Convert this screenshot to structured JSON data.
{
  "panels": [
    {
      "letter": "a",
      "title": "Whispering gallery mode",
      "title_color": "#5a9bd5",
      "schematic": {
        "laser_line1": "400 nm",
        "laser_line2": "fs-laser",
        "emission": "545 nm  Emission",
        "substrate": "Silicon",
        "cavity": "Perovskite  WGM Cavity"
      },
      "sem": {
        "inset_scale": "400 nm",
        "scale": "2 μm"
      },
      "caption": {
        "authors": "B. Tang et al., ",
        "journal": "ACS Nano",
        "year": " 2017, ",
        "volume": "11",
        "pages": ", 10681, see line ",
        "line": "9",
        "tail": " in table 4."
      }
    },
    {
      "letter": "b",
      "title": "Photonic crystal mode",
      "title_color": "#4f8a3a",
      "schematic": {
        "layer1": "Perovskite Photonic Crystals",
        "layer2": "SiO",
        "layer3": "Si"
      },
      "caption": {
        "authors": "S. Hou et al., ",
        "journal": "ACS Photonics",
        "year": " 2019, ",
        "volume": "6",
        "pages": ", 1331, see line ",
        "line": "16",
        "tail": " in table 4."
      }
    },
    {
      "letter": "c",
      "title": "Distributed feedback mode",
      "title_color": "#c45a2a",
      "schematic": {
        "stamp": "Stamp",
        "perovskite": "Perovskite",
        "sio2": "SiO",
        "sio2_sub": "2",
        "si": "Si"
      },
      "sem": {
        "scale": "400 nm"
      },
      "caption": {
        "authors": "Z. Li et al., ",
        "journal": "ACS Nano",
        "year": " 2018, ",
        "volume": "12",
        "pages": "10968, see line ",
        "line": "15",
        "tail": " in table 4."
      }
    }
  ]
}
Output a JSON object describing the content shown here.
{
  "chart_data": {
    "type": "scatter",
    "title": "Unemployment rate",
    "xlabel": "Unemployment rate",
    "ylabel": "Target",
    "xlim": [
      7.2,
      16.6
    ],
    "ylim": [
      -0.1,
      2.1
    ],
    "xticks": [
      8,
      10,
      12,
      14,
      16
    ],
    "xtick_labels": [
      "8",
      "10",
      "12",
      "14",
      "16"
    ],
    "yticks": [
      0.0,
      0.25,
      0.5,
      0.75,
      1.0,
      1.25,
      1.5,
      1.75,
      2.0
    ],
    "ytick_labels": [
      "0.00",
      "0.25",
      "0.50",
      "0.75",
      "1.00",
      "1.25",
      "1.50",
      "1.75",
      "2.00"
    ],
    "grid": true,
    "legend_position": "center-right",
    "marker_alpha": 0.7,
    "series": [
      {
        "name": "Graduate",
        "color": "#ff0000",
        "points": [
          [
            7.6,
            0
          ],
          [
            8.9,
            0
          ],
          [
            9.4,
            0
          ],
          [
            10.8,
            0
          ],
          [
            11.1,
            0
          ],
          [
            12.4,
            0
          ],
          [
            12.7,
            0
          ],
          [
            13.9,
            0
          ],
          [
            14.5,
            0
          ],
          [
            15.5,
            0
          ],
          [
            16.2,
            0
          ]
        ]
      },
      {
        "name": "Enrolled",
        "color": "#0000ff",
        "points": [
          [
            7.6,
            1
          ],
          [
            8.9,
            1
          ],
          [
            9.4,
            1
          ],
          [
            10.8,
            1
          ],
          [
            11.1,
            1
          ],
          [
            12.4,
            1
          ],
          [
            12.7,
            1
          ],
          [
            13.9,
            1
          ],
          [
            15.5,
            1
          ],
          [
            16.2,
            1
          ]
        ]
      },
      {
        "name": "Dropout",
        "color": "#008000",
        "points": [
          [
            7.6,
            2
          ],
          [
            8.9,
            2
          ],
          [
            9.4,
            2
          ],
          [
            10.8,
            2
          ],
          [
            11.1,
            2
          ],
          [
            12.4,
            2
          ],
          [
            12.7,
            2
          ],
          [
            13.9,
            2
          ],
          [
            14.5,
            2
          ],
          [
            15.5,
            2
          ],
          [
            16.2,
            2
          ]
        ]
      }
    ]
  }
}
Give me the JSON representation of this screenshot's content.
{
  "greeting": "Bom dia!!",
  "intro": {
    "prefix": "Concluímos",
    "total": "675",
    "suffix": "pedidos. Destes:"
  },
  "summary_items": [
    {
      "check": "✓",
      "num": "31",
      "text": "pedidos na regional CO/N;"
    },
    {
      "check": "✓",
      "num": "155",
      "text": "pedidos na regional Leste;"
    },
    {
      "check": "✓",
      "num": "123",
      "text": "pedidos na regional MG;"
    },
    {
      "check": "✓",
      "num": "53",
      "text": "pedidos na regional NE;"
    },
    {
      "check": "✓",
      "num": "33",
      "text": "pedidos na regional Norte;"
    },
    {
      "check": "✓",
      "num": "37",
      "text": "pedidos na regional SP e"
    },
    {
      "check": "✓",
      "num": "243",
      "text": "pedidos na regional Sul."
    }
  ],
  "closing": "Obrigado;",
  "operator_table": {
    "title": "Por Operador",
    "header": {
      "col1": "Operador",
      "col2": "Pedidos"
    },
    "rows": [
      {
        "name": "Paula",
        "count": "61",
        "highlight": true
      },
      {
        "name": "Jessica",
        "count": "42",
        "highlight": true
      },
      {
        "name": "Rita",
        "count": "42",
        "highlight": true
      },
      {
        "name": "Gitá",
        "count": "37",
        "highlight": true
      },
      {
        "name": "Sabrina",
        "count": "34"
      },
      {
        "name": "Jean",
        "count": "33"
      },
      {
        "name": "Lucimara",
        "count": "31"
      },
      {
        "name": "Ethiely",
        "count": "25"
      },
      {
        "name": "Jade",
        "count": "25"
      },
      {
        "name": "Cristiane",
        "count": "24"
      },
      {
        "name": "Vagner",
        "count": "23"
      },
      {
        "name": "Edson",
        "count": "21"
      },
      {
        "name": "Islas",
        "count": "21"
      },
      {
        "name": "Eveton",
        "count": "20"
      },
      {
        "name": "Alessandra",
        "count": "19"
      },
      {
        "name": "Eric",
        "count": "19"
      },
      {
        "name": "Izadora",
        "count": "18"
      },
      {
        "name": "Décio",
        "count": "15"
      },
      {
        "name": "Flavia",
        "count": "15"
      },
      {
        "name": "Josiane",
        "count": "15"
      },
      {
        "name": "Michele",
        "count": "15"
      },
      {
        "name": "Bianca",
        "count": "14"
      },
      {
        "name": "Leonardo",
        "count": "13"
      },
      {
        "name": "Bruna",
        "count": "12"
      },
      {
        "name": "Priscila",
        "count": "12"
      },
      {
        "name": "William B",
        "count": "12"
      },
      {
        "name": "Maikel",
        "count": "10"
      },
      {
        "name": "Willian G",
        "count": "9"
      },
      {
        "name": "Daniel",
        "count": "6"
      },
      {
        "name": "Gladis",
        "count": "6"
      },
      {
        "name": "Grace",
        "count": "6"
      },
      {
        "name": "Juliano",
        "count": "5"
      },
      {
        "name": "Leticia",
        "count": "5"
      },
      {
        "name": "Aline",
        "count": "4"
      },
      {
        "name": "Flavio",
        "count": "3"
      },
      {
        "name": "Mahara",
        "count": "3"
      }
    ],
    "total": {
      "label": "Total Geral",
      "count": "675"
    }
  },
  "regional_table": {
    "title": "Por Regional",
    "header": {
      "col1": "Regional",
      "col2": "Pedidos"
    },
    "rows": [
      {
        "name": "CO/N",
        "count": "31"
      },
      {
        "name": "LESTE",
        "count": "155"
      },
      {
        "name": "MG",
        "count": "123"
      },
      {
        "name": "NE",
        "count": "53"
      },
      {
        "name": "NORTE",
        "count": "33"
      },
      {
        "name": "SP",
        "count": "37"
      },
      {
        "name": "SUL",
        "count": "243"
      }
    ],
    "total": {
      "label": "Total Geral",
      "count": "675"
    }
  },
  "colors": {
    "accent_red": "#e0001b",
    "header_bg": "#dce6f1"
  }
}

*Instructions to follow:* Show the data once more, exactly as it was written.

*Solution:*
Convert this screenshot to structured JSON data.
{
  "panels": [
    {
      "letter": "a",
      "title": "Whispering gallery mode",
      "title_color": "#5a9bd5",
      "schematic": {
        "laser_line1": "400 nm",
        "laser_line2": "fs-laser",
        "emission": "545 nm  Emission",
        "substrate": "Silicon",
        "cavity": "Perovskite  WGM Cavity"
      },
      "sem": {
        "inset_scale": "400 nm",
        "scale": "2 μm"
      },
      "caption": {
        "authors": "B. Tang et al., ",
        "journal": "ACS Nano",
        "year": " 2017, ",
        "volume": "11",
        "pages": ", 10681, see line ",
        "line": "9",
        "tail": " in table 4."
      }
    },
    {
      "letter": "b",
      "title": "Photonic crystal mode",
      "title_color": "#4f8a3a",
      "schematic": {
        "layer1": "Perovskite Photonic Crystals",
        "layer2": "SiO",
        "layer3": "Si"
      },
      "caption": {
        "authors": "S. Hou et al., ",
        "journal": "ACS Photonics",
        "year": " 2019, ",
        "volume": "6",
        "pages": ", 1331, see line ",
        "line": "16",
        "tail": " in table 4."
      }
    },
    {
      "letter": "c",
      "title": "Distributed feedback mode",
      "title_color": "#c45a2a",
      "schematic": {
        "stamp": "Stamp",
        "perovskite": "Perovskite",
        "sio2": "SiO",
        "sio2_sub": "2",
        "si": "Si"
      },
      "sem": {
        "scale": "400 nm"
      },
      "caption": {
        "authors": "Z. Li et al., ",
        "journal": "ACS Nano",
        "year": " 2018, ",
        "volume": "12",
        "pages": "10968, see line ",
        "line": "15",
        "tail": " in table 4."
      }
    }
  ]
}
Output a JSON object describing the content shown here.
{
  "chart_data": {
    "type": "scatter",
    "title": "Unemployment rate",
    "xlabel": "Unemployment rate",
    "ylabel": "Target",
    "xlim": [
      7.2,
      16.6
    ],
    "ylim": [
      -0.1,
      2.1
    ],
    "xticks": [
      8,
      10,
      12,
      14,
      16
    ],
    "xtick_labels": [
      "8",
      "10",
      "12",
      "14",
      "16"
    ],
    "yticks": [
      0.0,
      0.25,
      0.5,
      0.75,
      1.0,
      1.25,
      1.5,
      1.75,
      2.0
    ],
    "ytick_labels": [
      "0.00",
      "0.25",
      "0.50",
      "0.75",
      "1.00",
      "1.25",
      "1.50",
      "1.75",
      "2.00"
    ],
    "grid": true,
    "legend_position": "center-right",
    "marker_alpha": 0.7,
    "series": [
      {
        "name": "Graduate",
        "color": "#ff0000",
        "points": [
          [
            7.6,
            0
          ],
          [
            8.9,
            0
          ],
          [
            9.4,
            0
          ],
          [
            10.8,
            0
          ],
          [
            11.1,
            0
          ],
          [
            12.4,
            0
          ],
          [
            12.7,
            0
          ],
          [
            13.9,
            0
          ],
          [
            14.5,
            0
          ],
          [
            15.5,
            0
          ],
          [
            16.2,
            0
          ]
        ]
      },
      {
        "name": "Enrolled",
        "color": "#0000ff",
        "points": [
          [
            7.6,
            1
          ],
          [
            8.9,
            1
          ],
          [
            9.4,
            1
          ],
          [
            10.8,
            1
          ],
          [
            11.1,
            1
          ],
          [
            12.4,
            1
          ],
          [
            12.7,
            1
          ],
          [
            13.9,
            1
          ],
          [
            15.5,
            1
          ],
          [
            16.2,
            1
          ]
        ]
      },
      {
        "name": "Dropout",
        "color": "#008000",
        "points": [
          [
            7.6,
            2
          ],
          [
            8.9,
            2
          ],
          [
            9.4,
            2
          ],
          [
            10.8,
            2
          ],
          [
            11.1,
            2
          ],
          [
            12.4,
            2
          ],
          [
            12.7,
            2
          ],
          [
            13.9,
            2
          ],
          [
            14.5,
            2
          ],
          [
            15.5,
            2
          ],
          [
            16.2,
            2
          ]
        ]
      }
    ]
  }
}
Give me the JSON representation of this screenshot's content.
{
  "greeting": "Bom dia!!",
  "intro": {
    "prefix": "Concluímos",
    "total": "675",
    "suffix": "pedidos. Destes:"
  },
  "summary_items": [
    {
      "check": "✓",
      "num": "31",
      "text": "pedidos na regional CO/N;"
    },
    {
      "check": "✓",
      "num": "155",
      "text": "pedidos na regional Leste;"
    },
    {
      "check": "✓",
      "num": "123",
      "text": "pedidos na regional MG;"
    },
    {
      "check": "✓",
      "num": "53",
      "text": "pedidos na regional NE;"
    },
    {
      "check": "✓",
      "num": "33",
      "text": "pedidos na regional Norte;"
    },
    {
      "check": "✓",
      "num": "37",
      "text": "pedidos na regional SP e"
    },
    {
      "check": "✓",
      "num": "243",
      "text": "pedidos na regional Sul."
    }
  ],
  "closing": "Obrigado;",
  "operator_table": {
    "title": "Por Operador",
    "header": {
      "col1": "Operador",
      "col2": "Pedidos"
    },
    "rows": [
      {
        "name": "Paula",
        "count": "61",
        "highlight": true
      },
      {
        "name": "Jessica",
        "count": "42",
        "highlight": true
      },
      {
        "name": "Rita",
        "count": "42",
        "highlight": true
      },
      {
        "name": "Gitá",
        "count": "37",
        "highlight": true
      },
      {
        "name": "Sabrina",
        "count": "34"
      },
      {
        "name": "Jean",
        "count": "33"
      },
      {
        "name": "Lucimara",
        "count": "31"
      },
      {
        "name": "Ethiely",
        "count": "25"
      },
      {
        "name": "Jade",
        "count": "25"
      },
      {
        "name": "Cristiane",
        "count": "24"
      },
      {
        "name": "Vagner",
        "count": "23"
      },
      {
        "name": "Edson",
        "count": "21"
      },
      {
        "name": "Islas",
        "count": "21"
      },
      {
        "name": "Eveton",
        "count": "20"
      },
      {
        "name": "Alessandra",
        "count": "19"
      },
      {
        "name": "Eric",
        "count": "19"
      },
      {
        "name": "Izadora",
        "count": "18"
      },
      {
        "name": "Décio",
        "count": "15"
      },
      {
        "name": "Flavia",
        "count": "15"
      },
      {
        "name": "Josiane",
        "count": "15"
      },
      {
        "name": "Michele",
        "count": "15"
      },
      {
        "name": "Bianca",
        "count": "14"
      },
      {
        "name": "Leonardo",
        "count": "13"
      },
      {
        "name": "Bruna",
        "count": "12"
      },
      {
        "name": "Priscila",
        "count": "12"
      },
      {
        "name": "William B",
        "count": "12"
      },
      {
        "name": "Maikel",
        "count": "10"
      },
      {
        "name": "Willian G",
        "count": "9"
      },
      {
        "name": "Daniel",
        "count": "6"
      },
      {
        "name": "Gladis",
        "count": "6"
      },
      {
        "name": "Grace",
        "count": "6"
      },
      {
        "name": "Juliano",
        "count": "5"
      },
      {
        "name": "Leticia",
        "count": "5"
      },
      {
        "name": "Aline",
        "count": "4"
      },
      {
        "name": "Flavio",
        "count": "3"
      },
      {
        "name": "Mahara",
        "count": "3"
      }
    ],
    "total": {
      "label": "Total Geral",
      "count": "675"
    }
  },
  "regional_table": {
    "title": "Por Regional",
    "header": {
      "col1": "Regional",
      "col2": "Pedidos"
    },
    "rows": [
      {
        "name": "CO/N",
        "count": "31"
      },
      {
        "name": "LESTE",
        "count": "155"
      },
      {
        "name": "MG",
        "count": "123"
      },
      {
        "name": "NE",
        "count": "53"
      },
      {
        "name": "NORTE",
        "count": "33"
      },
      {
        "name": "SP",
        "count": "37"
      },
      {
        "name": "SUL",
        "count": "243"
      }
    ],
    "total": {
      "label": "Total Geral",
      "count": "675"
    }
  },
  "colors": {
    "accent_red": "#e0001b",
    "header_bg": "#dce6f1"
  }
}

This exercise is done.